Items listed in a dataset
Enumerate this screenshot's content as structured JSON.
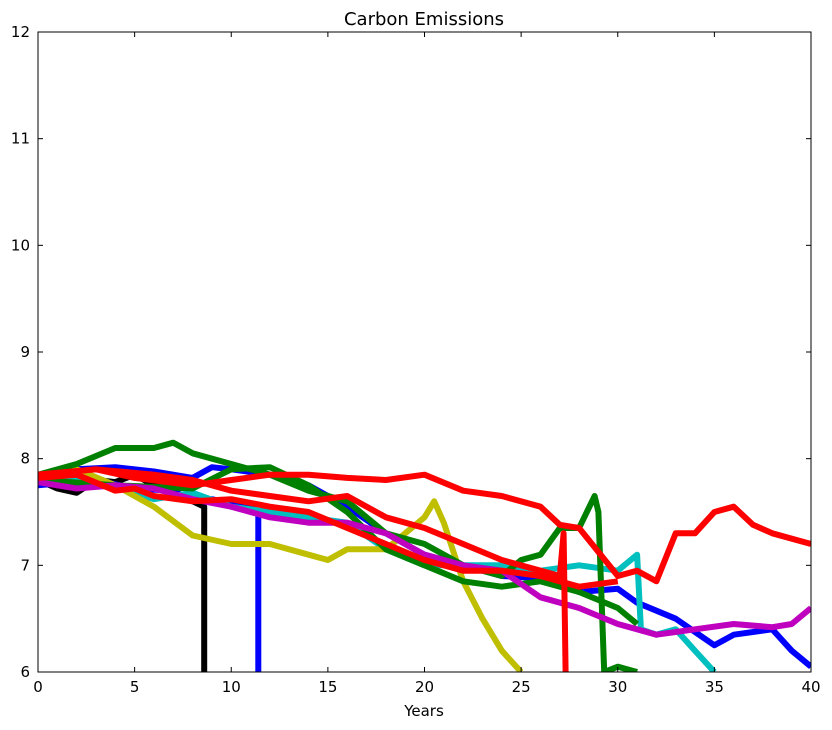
{
  "chart_data": {
    "type": "line",
    "title": "Carbon Emissions",
    "xlabel": "Years",
    "ylabel": "",
    "xlim": [
      0,
      40
    ],
    "ylim": [
      6,
      12
    ],
    "xticks": [
      "0",
      "5",
      "10",
      "15",
      "20",
      "25",
      "30",
      "35",
      "40"
    ],
    "yticks": [
      "6",
      "7",
      "8",
      "9",
      "10",
      "11",
      "12"
    ],
    "grid": false,
    "series": [
      {
        "color": "#000000",
        "x": [
          0,
          1,
          2,
          3,
          4,
          5,
          6,
          7,
          8,
          8.6,
          8.6
        ],
        "y": [
          7.8,
          7.72,
          7.68,
          7.8,
          7.78,
          7.85,
          7.75,
          7.7,
          7.6,
          7.55,
          6.0
        ]
      },
      {
        "color": "#0000ff",
        "x": [
          0,
          3,
          5,
          7,
          8,
          9,
          10,
          11,
          11.4,
          11.4
        ],
        "y": [
          7.75,
          7.8,
          7.72,
          7.7,
          7.6,
          7.62,
          7.58,
          7.55,
          7.5,
          6.0
        ]
      },
      {
        "color": "#0000ff",
        "x": [
          0,
          2,
          4,
          6,
          8,
          9,
          10,
          12,
          14,
          16,
          18,
          20,
          22,
          24,
          26,
          28,
          30,
          31,
          33,
          35,
          36,
          38,
          39,
          40
        ],
        "y": [
          7.8,
          7.9,
          7.92,
          7.88,
          7.82,
          7.92,
          7.9,
          7.85,
          7.75,
          7.55,
          7.3,
          7.1,
          7.0,
          6.9,
          6.88,
          6.75,
          6.78,
          6.65,
          6.5,
          6.25,
          6.35,
          6.4,
          6.2,
          6.05
        ]
      },
      {
        "color": "#00bfbf",
        "x": [
          0,
          3,
          6,
          8,
          10,
          12,
          14,
          16,
          18,
          20,
          22,
          24,
          26,
          28,
          30,
          31,
          31.2,
          32,
          33,
          34,
          35
        ],
        "y": [
          7.85,
          7.8,
          7.62,
          7.68,
          7.55,
          7.5,
          7.45,
          7.4,
          7.15,
          7.0,
          7.0,
          7.0,
          6.95,
          7.0,
          6.95,
          7.1,
          6.4,
          6.35,
          6.4,
          6.2,
          6.0
        ]
      },
      {
        "color": "#bfbf00",
        "x": [
          0,
          2,
          4,
          6,
          8,
          10,
          12,
          14,
          15,
          16,
          18,
          20,
          20.5,
          21,
          22,
          23,
          24,
          25
        ],
        "y": [
          7.85,
          7.9,
          7.75,
          7.55,
          7.28,
          7.2,
          7.2,
          7.1,
          7.05,
          7.15,
          7.15,
          7.45,
          7.6,
          7.4,
          6.85,
          6.5,
          6.2,
          6.0
        ]
      },
      {
        "color": "#008000",
        "x": [
          0,
          2,
          4,
          6,
          7,
          8,
          10,
          12,
          14,
          16,
          18,
          20,
          22,
          24,
          25,
          26,
          27,
          28,
          28.8,
          29,
          29.3,
          30,
          31
        ],
        "y": [
          7.85,
          7.95,
          8.1,
          8.1,
          8.15,
          8.05,
          7.95,
          7.85,
          7.7,
          7.6,
          7.3,
          7.2,
          7.0,
          6.9,
          7.05,
          7.1,
          7.35,
          7.35,
          7.65,
          7.5,
          6.0,
          6.05,
          6.0
        ]
      },
      {
        "color": "#008000",
        "x": [
          0,
          4,
          8,
          10,
          12,
          14,
          16,
          18,
          20,
          22,
          24,
          26,
          28,
          30,
          31
        ],
        "y": [
          7.8,
          7.75,
          7.72,
          7.9,
          7.92,
          7.75,
          7.5,
          7.15,
          7.0,
          6.85,
          6.8,
          6.85,
          6.75,
          6.6,
          6.45
        ]
      },
      {
        "color": "#bf00bf",
        "x": [
          0,
          2,
          4,
          6,
          8,
          10,
          12,
          14,
          16,
          18,
          20,
          22,
          24,
          26,
          28,
          30,
          32,
          34,
          36,
          38,
          39,
          40
        ],
        "y": [
          7.78,
          7.72,
          7.75,
          7.72,
          7.62,
          7.55,
          7.45,
          7.4,
          7.4,
          7.3,
          7.1,
          7.0,
          6.95,
          6.7,
          6.6,
          6.45,
          6.35,
          6.4,
          6.45,
          6.42,
          6.45,
          6.6
        ]
      },
      {
        "color": "#ff0000",
        "x": [
          0,
          3,
          6,
          8,
          10,
          12,
          14,
          16,
          18,
          20,
          22,
          24,
          26,
          27,
          27.2,
          27.3
        ],
        "y": [
          7.85,
          7.9,
          7.85,
          7.8,
          7.7,
          7.65,
          7.6,
          7.65,
          7.45,
          7.35,
          7.2,
          7.05,
          6.95,
          6.9,
          7.3,
          6.0
        ]
      },
      {
        "color": "#ff0000",
        "x": [
          0,
          3,
          5,
          8,
          10,
          12,
          14,
          16,
          18,
          20,
          22,
          24,
          26,
          27,
          28,
          30,
          31,
          32,
          33,
          34,
          35,
          36,
          37,
          38,
          40
        ],
        "y": [
          7.85,
          7.9,
          7.82,
          7.75,
          7.8,
          7.85,
          7.85,
          7.82,
          7.8,
          7.85,
          7.7,
          7.65,
          7.55,
          7.38,
          7.35,
          6.9,
          6.95,
          6.85,
          7.3,
          7.3,
          7.5,
          7.55,
          7.38,
          7.3,
          7.2
        ]
      },
      {
        "color": "#ff0000",
        "x": [
          0,
          2,
          4,
          5,
          6,
          8,
          10,
          12,
          14,
          16,
          18,
          20,
          22,
          24,
          26,
          28,
          30
        ],
        "y": [
          7.82,
          7.85,
          7.7,
          7.72,
          7.65,
          7.6,
          7.62,
          7.55,
          7.5,
          7.35,
          7.2,
          7.05,
          6.95,
          6.95,
          6.9,
          6.8,
          6.85
        ]
      }
    ]
  }
}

#### EXERCISE DIRECTIONS
Reproduce the records, all of them, word for word; omit the pictures.

#### REPLY TO THE TASK
Enumerate this screenshot's content as structured JSON.
{
  "chart_data": {
    "type": "line",
    "title": "Carbon Emissions",
    "xlabel": "Years",
    "ylabel": "",
    "xlim": [
      0,
      40
    ],
    "ylim": [
      6,
      12
    ],
    "xticks": [
      "0",
      "5",
      "10",
      "15",
      "20",
      "25",
      "30",
      "35",
      "40"
    ],
    "yticks": [
      "6",
      "7",
      "8",
      "9",
      "10",
      "11",
      "12"
    ],
    "grid": false,
    "series": [
      {
        "color": "#000000",
        "x": [
          0,
          1,
          2,
          3,
          4,
          5,
          6,
          7,
          8,
          8.6,
          8.6
        ],
        "y": [
          7.8,
          7.72,
          7.68,
          7.8,
          7.78,
          7.85,
          7.75,
          7.7,
          7.6,
          7.55,
          6.0
        ]
      },
      {
        "color": "#0000ff",
        "x": [
          0,
          3,
          5,
          7,
          8,
          9,
          10,
          11,
          11.4,
          11.4
        ],
        "y": [
          7.75,
          7.8,
          7.72,
          7.7,
          7.6,
          7.62,
          7.58,
          7.55,
          7.5,
          6.0
        ]
      },
      {
        "color": "#0000ff",
        "x": [
          0,
          2,
          4,
          6,
          8,
          9,
          10,
          12,
          14,
          16,
          18,
          20,
          22,
          24,
          26,
          28,
          30,
          31,
          33,
          35,
          36,
          38,
          39,
          40
        ],
        "y": [
          7.8,
          7.9,
          7.92,
          7.88,
          7.82,
          7.92,
          7.9,
          7.85,
          7.75,
          7.55,
          7.3,
          7.1,
          7.0,
          6.9,
          6.88,
          6.75,
          6.78,
          6.65,
          6.5,
          6.25,
          6.35,
          6.4,
          6.2,
          6.05
        ]
      },
      {
        "color": "#00bfbf",
        "x": [
          0,
          3,
          6,
          8,
          10,
          12,
          14,
          16,
          18,
          20,
          22,
          24,
          26,
          28,
          30,
          31,
          31.2,
          32,
          33,
          34,
          35
        ],
        "y": [
          7.85,
          7.8,
          7.62,
          7.68,
          7.55,
          7.5,
          7.45,
          7.4,
          7.15,
          7.0,
          7.0,
          7.0,
          6.95,
          7.0,
          6.95,
          7.1,
          6.4,
          6.35,
          6.4,
          6.2,
          6.0
        ]
      },
      {
        "color": "#bfbf00",
        "x": [
          0,
          2,
          4,
          6,
          8,
          10,
          12,
          14,
          15,
          16,
          18,
          20,
          20.5,
          21,
          22,
          23,
          24,
          25
        ],
        "y": [
          7.85,
          7.9,
          7.75,
          7.55,
          7.28,
          7.2,
          7.2,
          7.1,
          7.05,
          7.15,
          7.15,
          7.45,
          7.6,
          7.4,
          6.85,
          6.5,
          6.2,
          6.0
        ]
      },
      {
        "color": "#008000",
        "x": [
          0,
          2,
          4,
          6,
          7,
          8,
          10,
          12,
          14,
          16,
          18,
          20,
          22,
          24,
          25,
          26,
          27,
          28,
          28.8,
          29,
          29.3,
          30,
          31
        ],
        "y": [
          7.85,
          7.95,
          8.1,
          8.1,
          8.15,
          8.05,
          7.95,
          7.85,
          7.7,
          7.6,
          7.3,
          7.2,
          7.0,
          6.9,
          7.05,
          7.1,
          7.35,
          7.35,
          7.65,
          7.5,
          6.0,
          6.05,
          6.0
        ]
      },
      {
        "color": "#008000",
        "x": [
          0,
          4,
          8,
          10,
          12,
          14,
          16,
          18,
          20,
          22,
          24,
          26,
          28,
          30,
          31
        ],
        "y": [
          7.8,
          7.75,
          7.72,
          7.9,
          7.92,
          7.75,
          7.5,
          7.15,
          7.0,
          6.85,
          6.8,
          6.85,
          6.75,
          6.6,
          6.45
        ]
      },
      {
        "color": "#bf00bf",
        "x": [
          0,
          2,
          4,
          6,
          8,
          10,
          12,
          14,
          16,
          18,
          20,
          22,
          24,
          26,
          28,
          30,
          32,
          34,
          36,
          38,
          39,
          40
        ],
        "y": [
          7.78,
          7.72,
          7.75,
          7.72,
          7.62,
          7.55,
          7.45,
          7.4,
          7.4,
          7.3,
          7.1,
          7.0,
          6.95,
          6.7,
          6.6,
          6.45,
          6.35,
          6.4,
          6.45,
          6.42,
          6.45,
          6.6
        ]
      },
      {
        "color": "#ff0000",
        "x": [
          0,
          3,
          6,
          8,
          10,
          12,
          14,
          16,
          18,
          20,
          22,
          24,
          26,
          27,
          27.2,
          27.3
        ],
        "y": [
          7.85,
          7.9,
          7.85,
          7.8,
          7.7,
          7.65,
          7.6,
          7.65,
          7.45,
          7.35,
          7.2,
          7.05,
          6.95,
          6.9,
          7.3,
          6.0
        ]
      },
      {
        "color": "#ff0000",
        "x": [
          0,
          3,
          5,
          8,
          10,
          12,
          14,
          16,
          18,
          20,
          22,
          24,
          26,
          27,
          28,
          30,
          31,
          32,
          33,
          34,
          35,
          36,
          37,
          38,
          40
        ],
        "y": [
          7.85,
          7.9,
          7.82,
          7.75,
          7.8,
          7.85,
          7.85,
          7.82,
          7.8,
          7.85,
          7.7,
          7.65,
          7.55,
          7.38,
          7.35,
          6.9,
          6.95,
          6.85,
          7.3,
          7.3,
          7.5,
          7.55,
          7.38,
          7.3,
          7.2
        ]
      },
      {
        "color": "#ff0000",
        "x": [
          0,
          2,
          4,
          5,
          6,
          8,
          10,
          12,
          14,
          16,
          18,
          20,
          22,
          24,
          26,
          28,
          30
        ],
        "y": [
          7.82,
          7.85,
          7.7,
          7.72,
          7.65,
          7.6,
          7.62,
          7.55,
          7.5,
          7.35,
          7.2,
          7.05,
          6.95,
          6.95,
          6.9,
          6.8,
          6.85
        ]
      }
    ]
  }
}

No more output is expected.